Monday, September 17, 2018

Aku planned nak menulis since aku boring and have nothing to do, but once aku typing, I don't know what should I write or express. To be truth, I'm lonely, lonely gila! I don't even know how to handle this feeling. I want to rant about it on twitter but, I feel uncomfortable to let people know what I feel right now, aku rasa macam they will judge me, "oh!! poor this kid, she have no friend" or  "omg!! takde siapa ke nak kawan dengan dia ni??" even though, I know people don't give a shit about me.. that makes me more sad. Makcik aku psychologist, she wants to help me, but myself won't allow it. I don't let people to know my real feeling, which makes me suffocated with my emotions. so, as initiative, I want to make this blog as tempat mencurahkan perasaan, ceh... but, it's real. In this blog, people don't know me but at the same time they can read what is in my mind.

_ _ _ _ _ _ _

Work to complete
Copy the blog post word for word from "Aku planned nak" to "in my mind.".

Dataset records
_ _ _ _ _ _ _

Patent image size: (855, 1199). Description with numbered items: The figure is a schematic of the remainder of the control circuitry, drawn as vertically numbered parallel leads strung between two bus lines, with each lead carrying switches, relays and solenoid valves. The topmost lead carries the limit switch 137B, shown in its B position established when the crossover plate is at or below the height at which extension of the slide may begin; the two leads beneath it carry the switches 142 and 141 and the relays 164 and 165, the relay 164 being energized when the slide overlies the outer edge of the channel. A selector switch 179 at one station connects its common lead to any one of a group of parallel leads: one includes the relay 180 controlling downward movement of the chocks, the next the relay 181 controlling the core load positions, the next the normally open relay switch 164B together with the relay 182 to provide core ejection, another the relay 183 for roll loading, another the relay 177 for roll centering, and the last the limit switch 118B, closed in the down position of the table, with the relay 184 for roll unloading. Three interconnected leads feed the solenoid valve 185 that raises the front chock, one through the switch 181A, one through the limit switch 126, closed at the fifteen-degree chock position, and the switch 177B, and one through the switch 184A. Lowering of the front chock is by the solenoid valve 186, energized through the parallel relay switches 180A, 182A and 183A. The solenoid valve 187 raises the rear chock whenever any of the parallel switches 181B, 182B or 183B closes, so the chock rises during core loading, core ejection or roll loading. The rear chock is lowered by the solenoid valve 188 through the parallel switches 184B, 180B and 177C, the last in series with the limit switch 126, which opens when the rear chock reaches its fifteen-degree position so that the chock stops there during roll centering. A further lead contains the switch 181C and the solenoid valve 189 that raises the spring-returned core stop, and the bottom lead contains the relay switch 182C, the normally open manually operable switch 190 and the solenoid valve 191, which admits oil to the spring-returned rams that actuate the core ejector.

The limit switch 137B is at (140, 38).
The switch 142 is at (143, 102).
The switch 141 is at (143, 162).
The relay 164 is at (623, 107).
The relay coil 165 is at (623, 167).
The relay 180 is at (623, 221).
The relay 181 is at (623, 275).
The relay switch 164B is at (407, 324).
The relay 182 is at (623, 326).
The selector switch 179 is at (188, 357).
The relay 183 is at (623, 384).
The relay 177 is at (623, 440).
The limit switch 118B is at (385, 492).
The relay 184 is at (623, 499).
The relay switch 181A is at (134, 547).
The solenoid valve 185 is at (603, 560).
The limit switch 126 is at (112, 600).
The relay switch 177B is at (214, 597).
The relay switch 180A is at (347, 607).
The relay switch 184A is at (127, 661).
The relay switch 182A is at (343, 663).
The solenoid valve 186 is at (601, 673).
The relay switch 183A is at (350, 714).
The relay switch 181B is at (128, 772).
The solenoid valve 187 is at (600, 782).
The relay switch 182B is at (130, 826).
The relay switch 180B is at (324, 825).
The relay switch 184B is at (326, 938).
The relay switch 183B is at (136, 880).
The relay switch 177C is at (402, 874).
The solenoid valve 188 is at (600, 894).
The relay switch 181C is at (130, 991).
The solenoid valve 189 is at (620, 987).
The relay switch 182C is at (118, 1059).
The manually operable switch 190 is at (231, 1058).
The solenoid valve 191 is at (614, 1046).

_ _ _ _ _ _ _

Expected answer
Aku planned nak menulis since aku boring and have nothing to do, but once aku typing, I don't know what should I write or express. To be truth, I'm lonely, lonely gila! I don't even know how to handle this feeling. I want to rant about it on twitter but, I feel uncomfortable to let people know what I feel right now, aku rasa macam they will judge me, "oh!! poor this kid, she have no friend" or  "omg!! takde siapa ke nak kawan dengan dia ni??" even though, I know people don't give a shit about me.. that makes me more sad. Makcik aku psychologist, she wants to help me, but myself won't allow it. I don't let people to know my real feeling, which makes me suffocated with my emotions. so, as initiative, I want to make this blog as tempat mencurahkan perasaan, ceh... but, it's real. In this blog, people don't know me but at the same time they can read what is in my mind.